* Problem to work on: Check each line of the records for "Jahre"; collect those that have it.

***** Material for this task *****

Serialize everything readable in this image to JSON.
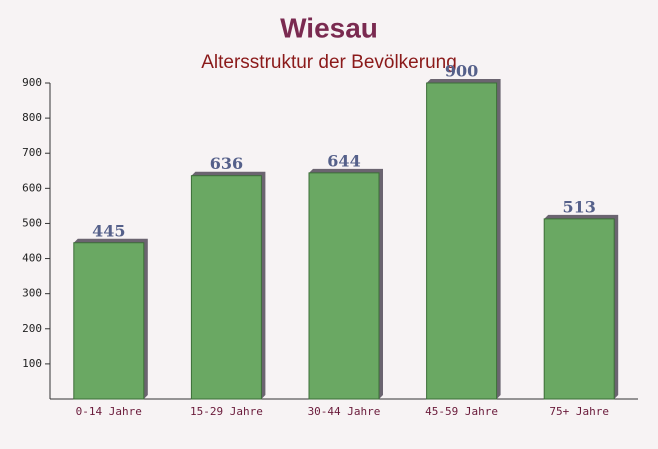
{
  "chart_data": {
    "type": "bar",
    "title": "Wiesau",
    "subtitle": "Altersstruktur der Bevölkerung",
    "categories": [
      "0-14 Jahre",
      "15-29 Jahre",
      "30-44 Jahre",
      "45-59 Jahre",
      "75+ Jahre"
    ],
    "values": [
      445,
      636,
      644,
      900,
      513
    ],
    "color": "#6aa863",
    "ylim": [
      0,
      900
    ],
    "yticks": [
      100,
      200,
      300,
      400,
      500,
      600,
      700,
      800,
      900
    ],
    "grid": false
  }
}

*****

* Full solution:
      "0-14 Jahre",
      "15-29 Jahre",
      "30-44 Jahre",
      "45-59 Jahre",
      "75+ Jahre"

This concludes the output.